> [What needs to be done] Please print every record below exactly as it appears.

> [Records shown]
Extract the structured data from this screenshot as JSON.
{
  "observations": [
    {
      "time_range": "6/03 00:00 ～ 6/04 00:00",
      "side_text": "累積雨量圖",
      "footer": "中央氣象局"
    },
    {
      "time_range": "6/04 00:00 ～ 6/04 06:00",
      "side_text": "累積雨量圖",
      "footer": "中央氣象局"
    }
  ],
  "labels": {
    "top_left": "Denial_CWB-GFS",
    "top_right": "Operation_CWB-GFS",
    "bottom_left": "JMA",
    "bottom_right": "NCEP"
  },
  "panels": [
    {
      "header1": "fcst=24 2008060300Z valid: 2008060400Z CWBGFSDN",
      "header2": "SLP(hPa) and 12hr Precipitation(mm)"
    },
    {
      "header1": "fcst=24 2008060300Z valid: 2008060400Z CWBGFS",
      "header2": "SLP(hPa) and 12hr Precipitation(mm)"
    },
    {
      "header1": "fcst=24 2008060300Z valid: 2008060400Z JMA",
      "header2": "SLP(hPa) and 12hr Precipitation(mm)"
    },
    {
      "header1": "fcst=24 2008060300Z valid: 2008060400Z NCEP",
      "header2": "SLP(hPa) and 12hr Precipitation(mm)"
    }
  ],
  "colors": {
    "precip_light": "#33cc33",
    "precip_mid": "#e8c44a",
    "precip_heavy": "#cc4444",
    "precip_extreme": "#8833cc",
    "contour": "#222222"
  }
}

> [Solution to this task]
Extract the structured data from this screenshot as JSON.
{
  "observations": [
    {
      "time_range": "6/03 00:00 ～ 6/04 00:00",
      "side_text": "累積雨量圖",
      "footer": "中央氣象局"
    },
    {
      "time_range": "6/04 00:00 ～ 6/04 06:00",
      "side_text": "累積雨量圖",
      "footer": "中央氣象局"
    }
  ],
  "labels": {
    "top_left": "Denial_CWB-GFS",
    "top_right": "Operation_CWB-GFS",
    "bottom_left": "JMA",
    "bottom_right": "NCEP"
  },
  "panels": [
    {
      "header1": "fcst=24 2008060300Z valid: 2008060400Z CWBGFSDN",
      "header2": "SLP(hPa) and 12hr Precipitation(mm)"
    },
    {
      "header1": "fcst=24 2008060300Z valid: 2008060400Z CWBGFS",
      "header2": "SLP(hPa) and 12hr Precipitation(mm)"
    },
    {
      "header1": "fcst=24 2008060300Z valid: 2008060400Z JMA",
      "header2": "SLP(hPa) and 12hr Precipitation(mm)"
    },
    {
      "header1": "fcst=24 2008060300Z valid: 2008060400Z NCEP",
      "header2": "SLP(hPa) and 12hr Precipitation(mm)"
    }
  ],
  "colors": {
    "precip_light": "#33cc33",
    "precip_mid": "#e8c44a",
    "precip_heavy": "#cc4444",
    "precip_extreme": "#8833cc",
    "contour": "#222222"
  }
}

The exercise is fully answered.